• Do this
Please print exactly the lines running from the one that contains "Give me the" to the end of the data, with both lines included.

Figure collection entries
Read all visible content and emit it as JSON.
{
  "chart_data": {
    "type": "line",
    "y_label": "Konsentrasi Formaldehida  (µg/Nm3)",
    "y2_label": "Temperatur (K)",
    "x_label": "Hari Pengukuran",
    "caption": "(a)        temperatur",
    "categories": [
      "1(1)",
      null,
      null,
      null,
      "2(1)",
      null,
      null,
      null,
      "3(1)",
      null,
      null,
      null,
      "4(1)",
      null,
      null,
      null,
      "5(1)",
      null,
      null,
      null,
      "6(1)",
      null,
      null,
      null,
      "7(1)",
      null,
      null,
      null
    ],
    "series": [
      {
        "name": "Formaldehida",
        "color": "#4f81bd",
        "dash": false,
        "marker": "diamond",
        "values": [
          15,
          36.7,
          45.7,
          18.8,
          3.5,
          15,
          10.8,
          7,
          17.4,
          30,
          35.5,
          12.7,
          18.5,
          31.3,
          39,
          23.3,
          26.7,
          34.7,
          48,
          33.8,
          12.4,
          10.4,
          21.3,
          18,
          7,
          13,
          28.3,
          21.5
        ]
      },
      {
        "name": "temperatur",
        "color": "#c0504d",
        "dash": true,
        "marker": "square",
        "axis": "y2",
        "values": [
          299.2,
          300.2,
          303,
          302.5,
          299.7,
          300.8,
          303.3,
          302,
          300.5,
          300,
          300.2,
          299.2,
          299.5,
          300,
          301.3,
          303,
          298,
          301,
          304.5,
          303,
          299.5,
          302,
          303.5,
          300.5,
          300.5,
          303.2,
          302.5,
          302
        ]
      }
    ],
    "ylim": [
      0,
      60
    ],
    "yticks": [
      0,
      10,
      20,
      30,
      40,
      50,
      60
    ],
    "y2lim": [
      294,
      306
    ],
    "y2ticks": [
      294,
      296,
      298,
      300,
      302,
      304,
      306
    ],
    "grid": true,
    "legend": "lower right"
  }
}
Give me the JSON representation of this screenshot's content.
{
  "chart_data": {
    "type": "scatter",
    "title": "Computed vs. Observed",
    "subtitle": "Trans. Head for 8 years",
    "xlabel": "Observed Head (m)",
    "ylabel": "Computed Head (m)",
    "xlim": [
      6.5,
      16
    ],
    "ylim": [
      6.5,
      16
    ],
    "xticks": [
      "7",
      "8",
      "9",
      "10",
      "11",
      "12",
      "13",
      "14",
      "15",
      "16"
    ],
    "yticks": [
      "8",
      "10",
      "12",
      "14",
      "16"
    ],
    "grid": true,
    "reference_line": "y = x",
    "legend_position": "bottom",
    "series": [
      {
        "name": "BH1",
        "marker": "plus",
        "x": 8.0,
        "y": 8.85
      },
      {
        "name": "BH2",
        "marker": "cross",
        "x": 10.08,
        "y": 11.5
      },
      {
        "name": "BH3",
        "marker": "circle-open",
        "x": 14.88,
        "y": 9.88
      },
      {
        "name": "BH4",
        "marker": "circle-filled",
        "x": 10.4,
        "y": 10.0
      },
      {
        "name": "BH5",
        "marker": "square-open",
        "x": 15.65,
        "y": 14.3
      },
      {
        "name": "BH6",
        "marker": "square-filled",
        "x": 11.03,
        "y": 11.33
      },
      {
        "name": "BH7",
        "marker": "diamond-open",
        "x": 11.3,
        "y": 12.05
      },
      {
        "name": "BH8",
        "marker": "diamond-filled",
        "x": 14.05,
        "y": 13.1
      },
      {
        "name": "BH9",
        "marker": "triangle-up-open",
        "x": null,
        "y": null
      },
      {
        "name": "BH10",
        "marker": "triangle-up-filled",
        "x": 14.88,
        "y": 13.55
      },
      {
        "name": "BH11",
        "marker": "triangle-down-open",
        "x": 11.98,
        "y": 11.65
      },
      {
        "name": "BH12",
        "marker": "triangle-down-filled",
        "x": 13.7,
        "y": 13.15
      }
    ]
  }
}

• Result for this task
Give me the JSON representation of this screenshot's content.
{
  "chart_data": {
    "type": "scatter",
    "title": "Computed vs. Observed",
    "subtitle": "Trans. Head for 8 years",
    "xlabel": "Observed Head (m)",
    "ylabel": "Computed Head (m)",
    "xlim": [
      6.5,
      16
    ],
    "ylim": [
      6.5,
      16
    ],
    "xticks": [
      "7",
      "8",
      "9",
      "10",
      "11",
      "12",
      "13",
      "14",
      "15",
      "16"
    ],
    "yticks": [
      "8",
      "10",
      "12",
      "14",
      "16"
    ],
    "grid": true,
    "reference_line": "y = x",
    "legend_position": "bottom",
    "series": [
      {
        "name": "BH1",
        "marker": "plus",
        "x": 8.0,
        "y": 8.85
      },
      {
        "name": "BH2",
        "marker": "cross",
        "x": 10.08,
        "y": 11.5
      },
      {
        "name": "BH3",
        "marker": "circle-open",
        "x": 14.88,
        "y": 9.88
      },
      {
        "name": "BH4",
        "marker": "circle-filled",
        "x": 10.4,
        "y": 10.0
      },
      {
        "name": "BH5",
        "marker": "square-open",
        "x": 15.65,
        "y": 14.3
      },
      {
        "name": "BH6",
        "marker": "square-filled",
        "x": 11.03,
        "y": 11.33
      },
      {
        "name": "BH7",
        "marker": "diamond-open",
        "x": 11.3,
        "y": 12.05
      },
      {
        "name": "BH8",
        "marker": "diamond-filled",
        "x": 14.05,
        "y": 13.1
      },
      {
        "name": "BH9",
        "marker": "triangle-up-open",
        "x": null,
        "y": null
      },
      {
        "name": "BH10",
        "marker": "triangle-up-filled",
        "x": 14.88,
        "y": 13.55
      },
      {
        "name": "BH11",
        "marker": "triangle-down-open",
        "x": 11.98,
        "y": 11.65
      },
      {
        "name": "BH12",
        "marker": "triangle-down-filled",
        "x": 13.7,
        "y": 13.15
      }
    ]
  }
}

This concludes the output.